** begin Records **
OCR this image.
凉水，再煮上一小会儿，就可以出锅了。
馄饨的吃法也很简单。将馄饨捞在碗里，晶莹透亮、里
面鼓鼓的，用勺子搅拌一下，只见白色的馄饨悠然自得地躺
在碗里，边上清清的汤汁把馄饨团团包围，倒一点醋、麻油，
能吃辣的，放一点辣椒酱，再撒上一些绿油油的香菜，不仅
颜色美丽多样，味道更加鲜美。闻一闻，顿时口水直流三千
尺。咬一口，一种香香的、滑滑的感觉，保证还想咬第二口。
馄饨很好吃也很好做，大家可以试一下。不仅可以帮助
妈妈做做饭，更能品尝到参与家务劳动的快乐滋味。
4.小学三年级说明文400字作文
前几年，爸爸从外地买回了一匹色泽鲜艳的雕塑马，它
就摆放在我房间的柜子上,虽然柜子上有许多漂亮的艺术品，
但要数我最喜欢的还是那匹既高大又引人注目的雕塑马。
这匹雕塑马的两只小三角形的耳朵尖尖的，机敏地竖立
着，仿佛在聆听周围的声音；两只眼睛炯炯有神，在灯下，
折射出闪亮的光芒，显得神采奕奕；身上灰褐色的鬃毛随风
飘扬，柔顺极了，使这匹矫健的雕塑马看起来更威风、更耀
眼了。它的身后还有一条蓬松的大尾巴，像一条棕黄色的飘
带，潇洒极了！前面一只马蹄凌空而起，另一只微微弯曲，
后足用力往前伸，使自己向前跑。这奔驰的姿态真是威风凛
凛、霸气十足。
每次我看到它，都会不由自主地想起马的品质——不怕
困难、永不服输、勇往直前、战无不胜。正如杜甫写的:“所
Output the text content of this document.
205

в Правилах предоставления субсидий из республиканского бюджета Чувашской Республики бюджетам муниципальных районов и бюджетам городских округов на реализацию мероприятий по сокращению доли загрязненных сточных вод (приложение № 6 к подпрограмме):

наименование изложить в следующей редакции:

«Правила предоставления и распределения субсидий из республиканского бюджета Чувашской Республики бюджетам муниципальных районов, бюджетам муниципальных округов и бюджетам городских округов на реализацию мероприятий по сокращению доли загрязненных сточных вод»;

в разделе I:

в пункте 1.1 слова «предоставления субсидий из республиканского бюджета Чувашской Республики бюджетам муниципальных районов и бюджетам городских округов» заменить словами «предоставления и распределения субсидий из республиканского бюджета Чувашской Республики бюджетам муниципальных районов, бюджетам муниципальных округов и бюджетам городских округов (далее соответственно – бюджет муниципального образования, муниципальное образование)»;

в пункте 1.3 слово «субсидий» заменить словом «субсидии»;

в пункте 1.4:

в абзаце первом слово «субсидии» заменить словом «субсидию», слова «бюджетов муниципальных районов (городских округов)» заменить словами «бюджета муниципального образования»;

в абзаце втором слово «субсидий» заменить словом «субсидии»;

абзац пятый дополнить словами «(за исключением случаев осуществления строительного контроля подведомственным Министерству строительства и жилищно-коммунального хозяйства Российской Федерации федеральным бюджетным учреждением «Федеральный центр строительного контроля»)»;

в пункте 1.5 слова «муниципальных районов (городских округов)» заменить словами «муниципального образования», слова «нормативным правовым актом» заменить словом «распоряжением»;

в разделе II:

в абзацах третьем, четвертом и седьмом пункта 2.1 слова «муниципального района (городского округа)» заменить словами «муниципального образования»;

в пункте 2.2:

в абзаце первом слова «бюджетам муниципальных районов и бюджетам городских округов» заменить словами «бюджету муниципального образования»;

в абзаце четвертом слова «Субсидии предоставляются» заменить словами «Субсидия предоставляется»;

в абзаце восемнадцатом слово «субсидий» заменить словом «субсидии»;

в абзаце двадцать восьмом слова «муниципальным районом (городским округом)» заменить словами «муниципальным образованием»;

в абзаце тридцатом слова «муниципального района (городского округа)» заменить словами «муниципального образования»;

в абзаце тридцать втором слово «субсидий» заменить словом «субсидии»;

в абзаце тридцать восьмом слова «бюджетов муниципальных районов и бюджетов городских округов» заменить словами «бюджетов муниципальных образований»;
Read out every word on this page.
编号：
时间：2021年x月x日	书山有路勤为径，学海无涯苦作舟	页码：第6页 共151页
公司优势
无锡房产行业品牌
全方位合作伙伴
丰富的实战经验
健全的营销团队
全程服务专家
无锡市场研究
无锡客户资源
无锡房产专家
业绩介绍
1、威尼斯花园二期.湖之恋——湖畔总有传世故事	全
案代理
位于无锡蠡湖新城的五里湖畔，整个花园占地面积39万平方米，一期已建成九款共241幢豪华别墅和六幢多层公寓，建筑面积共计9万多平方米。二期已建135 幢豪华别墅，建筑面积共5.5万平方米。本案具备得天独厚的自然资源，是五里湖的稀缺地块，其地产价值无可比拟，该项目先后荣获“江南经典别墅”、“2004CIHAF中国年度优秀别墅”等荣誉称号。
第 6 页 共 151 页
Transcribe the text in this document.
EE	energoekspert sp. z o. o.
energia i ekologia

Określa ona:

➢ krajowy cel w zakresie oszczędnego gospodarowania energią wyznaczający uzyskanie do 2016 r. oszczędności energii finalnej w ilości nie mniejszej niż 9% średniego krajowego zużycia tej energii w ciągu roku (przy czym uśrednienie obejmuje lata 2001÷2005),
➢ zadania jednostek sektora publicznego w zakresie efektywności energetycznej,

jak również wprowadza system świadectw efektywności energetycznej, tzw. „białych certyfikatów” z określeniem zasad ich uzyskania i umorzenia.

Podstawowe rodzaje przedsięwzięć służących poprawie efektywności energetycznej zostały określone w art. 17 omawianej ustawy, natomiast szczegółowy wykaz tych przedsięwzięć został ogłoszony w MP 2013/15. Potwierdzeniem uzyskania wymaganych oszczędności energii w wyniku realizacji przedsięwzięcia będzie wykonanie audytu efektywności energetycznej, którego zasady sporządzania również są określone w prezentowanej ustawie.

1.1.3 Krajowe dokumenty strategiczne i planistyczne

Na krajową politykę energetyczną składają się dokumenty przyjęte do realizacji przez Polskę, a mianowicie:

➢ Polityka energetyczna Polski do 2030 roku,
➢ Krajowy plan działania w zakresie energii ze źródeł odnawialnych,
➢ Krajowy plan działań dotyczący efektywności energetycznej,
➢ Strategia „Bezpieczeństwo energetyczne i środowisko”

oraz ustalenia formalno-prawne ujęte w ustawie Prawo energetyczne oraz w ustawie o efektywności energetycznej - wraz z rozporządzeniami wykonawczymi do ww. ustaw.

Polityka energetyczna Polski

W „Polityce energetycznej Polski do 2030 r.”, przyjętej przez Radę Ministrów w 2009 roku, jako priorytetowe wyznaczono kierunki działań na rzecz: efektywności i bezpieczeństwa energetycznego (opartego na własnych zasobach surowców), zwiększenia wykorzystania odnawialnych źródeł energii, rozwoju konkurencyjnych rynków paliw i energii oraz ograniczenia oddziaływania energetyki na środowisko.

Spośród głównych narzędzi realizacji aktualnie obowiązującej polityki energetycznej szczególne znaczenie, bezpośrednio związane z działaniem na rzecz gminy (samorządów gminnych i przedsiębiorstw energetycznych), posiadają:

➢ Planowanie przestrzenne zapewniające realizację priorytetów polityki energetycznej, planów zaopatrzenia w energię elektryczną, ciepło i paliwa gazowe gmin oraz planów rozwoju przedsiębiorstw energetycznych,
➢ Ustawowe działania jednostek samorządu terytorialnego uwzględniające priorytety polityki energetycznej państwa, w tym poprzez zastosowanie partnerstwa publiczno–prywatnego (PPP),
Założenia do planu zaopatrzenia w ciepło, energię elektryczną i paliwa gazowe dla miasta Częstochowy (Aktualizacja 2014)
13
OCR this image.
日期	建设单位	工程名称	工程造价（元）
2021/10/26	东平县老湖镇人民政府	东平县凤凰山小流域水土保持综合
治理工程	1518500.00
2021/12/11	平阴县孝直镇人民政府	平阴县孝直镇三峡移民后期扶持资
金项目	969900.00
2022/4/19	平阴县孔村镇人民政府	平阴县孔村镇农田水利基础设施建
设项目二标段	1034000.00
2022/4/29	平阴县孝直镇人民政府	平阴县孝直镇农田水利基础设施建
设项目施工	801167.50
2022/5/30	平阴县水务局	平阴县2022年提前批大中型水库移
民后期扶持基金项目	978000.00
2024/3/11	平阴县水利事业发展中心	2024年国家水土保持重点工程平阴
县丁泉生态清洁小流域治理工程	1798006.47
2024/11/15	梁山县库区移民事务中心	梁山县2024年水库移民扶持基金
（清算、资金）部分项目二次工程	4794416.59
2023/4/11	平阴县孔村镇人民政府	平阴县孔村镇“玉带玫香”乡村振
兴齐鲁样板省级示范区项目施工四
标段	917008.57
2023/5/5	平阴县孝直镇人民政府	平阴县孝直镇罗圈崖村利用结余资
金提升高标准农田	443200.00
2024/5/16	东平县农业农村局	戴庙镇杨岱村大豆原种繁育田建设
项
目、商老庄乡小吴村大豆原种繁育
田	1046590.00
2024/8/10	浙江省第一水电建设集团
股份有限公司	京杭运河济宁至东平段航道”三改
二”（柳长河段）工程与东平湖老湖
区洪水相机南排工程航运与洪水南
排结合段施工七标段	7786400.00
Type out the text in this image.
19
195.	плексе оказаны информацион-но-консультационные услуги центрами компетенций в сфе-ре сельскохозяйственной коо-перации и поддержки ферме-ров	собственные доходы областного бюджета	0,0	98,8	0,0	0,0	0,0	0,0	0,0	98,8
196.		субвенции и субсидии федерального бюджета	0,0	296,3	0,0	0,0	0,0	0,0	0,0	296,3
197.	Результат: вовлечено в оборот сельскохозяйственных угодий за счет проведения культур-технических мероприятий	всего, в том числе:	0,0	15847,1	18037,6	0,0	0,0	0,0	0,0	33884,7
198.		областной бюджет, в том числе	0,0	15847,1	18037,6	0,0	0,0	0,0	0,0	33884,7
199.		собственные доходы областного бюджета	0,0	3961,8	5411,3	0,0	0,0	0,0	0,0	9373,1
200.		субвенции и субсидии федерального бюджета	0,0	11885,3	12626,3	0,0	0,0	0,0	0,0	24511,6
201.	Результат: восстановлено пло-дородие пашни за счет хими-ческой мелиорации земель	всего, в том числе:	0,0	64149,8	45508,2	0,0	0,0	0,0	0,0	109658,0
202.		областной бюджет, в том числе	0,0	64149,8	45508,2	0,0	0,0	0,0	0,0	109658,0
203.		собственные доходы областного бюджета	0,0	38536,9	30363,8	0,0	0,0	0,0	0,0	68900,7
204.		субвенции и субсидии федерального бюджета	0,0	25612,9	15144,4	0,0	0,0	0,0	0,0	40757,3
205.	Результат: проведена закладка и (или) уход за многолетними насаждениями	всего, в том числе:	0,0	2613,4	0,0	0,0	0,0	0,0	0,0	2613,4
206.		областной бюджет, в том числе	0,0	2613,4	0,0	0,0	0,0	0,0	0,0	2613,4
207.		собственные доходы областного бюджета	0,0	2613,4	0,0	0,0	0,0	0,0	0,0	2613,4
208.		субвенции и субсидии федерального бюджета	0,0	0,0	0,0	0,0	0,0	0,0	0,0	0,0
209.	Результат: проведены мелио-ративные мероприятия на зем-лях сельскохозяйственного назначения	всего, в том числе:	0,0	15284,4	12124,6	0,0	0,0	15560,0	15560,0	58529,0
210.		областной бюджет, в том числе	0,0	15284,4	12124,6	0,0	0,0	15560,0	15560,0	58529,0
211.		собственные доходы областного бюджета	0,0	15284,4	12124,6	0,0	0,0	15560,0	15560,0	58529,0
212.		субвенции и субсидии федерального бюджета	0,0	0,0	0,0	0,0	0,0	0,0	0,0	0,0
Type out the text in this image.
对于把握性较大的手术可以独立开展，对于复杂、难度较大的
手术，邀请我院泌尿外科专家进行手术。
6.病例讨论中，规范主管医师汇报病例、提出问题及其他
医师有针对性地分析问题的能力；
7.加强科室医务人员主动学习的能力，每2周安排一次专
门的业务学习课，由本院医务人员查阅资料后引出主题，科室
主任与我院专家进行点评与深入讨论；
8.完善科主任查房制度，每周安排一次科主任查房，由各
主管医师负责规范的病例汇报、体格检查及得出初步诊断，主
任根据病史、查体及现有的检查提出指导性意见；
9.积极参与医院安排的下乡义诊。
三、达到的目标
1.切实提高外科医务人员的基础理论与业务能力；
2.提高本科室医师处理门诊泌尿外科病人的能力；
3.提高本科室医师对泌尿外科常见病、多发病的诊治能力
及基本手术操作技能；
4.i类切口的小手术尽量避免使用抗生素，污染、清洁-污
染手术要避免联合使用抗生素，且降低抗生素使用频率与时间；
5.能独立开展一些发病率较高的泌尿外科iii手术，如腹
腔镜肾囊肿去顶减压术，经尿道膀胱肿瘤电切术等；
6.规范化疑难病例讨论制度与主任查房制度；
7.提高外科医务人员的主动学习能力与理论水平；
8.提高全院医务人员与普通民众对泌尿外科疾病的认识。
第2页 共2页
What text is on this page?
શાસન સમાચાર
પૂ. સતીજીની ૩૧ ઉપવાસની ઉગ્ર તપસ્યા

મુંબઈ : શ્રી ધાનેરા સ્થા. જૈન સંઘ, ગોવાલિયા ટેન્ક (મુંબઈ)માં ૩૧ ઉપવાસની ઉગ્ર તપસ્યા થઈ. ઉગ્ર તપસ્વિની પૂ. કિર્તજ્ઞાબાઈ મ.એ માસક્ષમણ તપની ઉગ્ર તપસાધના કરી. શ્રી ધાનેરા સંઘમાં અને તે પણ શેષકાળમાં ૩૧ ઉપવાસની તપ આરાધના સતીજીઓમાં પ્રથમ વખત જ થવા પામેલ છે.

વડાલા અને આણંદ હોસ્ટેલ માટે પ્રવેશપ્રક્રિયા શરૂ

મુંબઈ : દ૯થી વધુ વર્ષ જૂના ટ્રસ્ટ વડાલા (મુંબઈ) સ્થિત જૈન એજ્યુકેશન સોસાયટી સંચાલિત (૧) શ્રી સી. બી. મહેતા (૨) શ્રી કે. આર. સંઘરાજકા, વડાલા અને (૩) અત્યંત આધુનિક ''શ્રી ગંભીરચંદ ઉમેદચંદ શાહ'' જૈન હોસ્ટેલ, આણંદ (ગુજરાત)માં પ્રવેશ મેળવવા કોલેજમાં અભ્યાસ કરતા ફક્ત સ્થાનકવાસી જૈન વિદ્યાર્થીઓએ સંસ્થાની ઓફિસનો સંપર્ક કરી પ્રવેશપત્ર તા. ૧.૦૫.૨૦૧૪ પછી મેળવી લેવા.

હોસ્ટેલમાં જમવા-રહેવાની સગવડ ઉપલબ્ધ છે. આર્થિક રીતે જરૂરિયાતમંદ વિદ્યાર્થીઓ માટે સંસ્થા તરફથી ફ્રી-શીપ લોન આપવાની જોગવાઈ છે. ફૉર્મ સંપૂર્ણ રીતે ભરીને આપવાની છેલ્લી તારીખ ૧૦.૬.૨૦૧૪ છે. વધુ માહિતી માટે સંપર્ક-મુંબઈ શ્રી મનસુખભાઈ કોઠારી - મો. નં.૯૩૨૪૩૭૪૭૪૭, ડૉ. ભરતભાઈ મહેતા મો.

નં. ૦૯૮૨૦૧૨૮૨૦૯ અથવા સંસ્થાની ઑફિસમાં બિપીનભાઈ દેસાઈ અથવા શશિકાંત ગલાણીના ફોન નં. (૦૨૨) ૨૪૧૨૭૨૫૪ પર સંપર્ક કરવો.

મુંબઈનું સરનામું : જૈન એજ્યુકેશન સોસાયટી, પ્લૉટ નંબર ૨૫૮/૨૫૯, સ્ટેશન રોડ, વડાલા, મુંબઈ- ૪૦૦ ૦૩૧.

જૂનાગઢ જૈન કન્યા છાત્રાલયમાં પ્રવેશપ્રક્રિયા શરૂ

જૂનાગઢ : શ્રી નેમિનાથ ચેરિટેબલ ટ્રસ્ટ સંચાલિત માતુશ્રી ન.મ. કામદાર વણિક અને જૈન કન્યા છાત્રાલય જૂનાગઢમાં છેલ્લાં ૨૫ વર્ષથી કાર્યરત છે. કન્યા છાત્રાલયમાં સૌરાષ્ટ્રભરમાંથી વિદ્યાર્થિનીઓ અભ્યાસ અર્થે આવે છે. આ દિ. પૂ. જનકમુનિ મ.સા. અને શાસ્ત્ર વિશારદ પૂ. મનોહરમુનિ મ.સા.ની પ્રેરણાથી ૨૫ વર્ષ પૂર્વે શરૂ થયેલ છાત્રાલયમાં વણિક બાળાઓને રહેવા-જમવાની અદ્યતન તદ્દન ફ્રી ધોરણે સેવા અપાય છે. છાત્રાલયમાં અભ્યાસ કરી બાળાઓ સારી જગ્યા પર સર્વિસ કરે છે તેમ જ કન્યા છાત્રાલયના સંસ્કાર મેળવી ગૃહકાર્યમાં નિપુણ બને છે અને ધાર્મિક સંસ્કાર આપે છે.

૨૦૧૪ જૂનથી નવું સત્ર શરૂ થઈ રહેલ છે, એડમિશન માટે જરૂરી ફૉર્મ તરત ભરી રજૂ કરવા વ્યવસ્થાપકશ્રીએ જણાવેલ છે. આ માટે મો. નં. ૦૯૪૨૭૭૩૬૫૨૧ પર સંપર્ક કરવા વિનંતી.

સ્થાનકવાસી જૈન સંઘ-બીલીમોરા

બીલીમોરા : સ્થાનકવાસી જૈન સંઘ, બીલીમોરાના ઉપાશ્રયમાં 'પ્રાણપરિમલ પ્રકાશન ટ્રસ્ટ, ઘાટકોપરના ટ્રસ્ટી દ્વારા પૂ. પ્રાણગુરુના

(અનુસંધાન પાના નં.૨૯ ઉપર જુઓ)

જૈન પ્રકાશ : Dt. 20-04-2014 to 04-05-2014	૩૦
** end Records **
> [What you have to do] In the records above, locate the lines holding the word "четвертом". Copy each of them.

> [Answer to this problem]
в абзацах третьем, четвертом и седьмом пункта 2.1 слова «муниципального района (городского округа)» заменить словами «муниципального образования»;
в абзаце четвертом слова «Субсидии предоставляются» заменить словами «Субсидия предоставляется»;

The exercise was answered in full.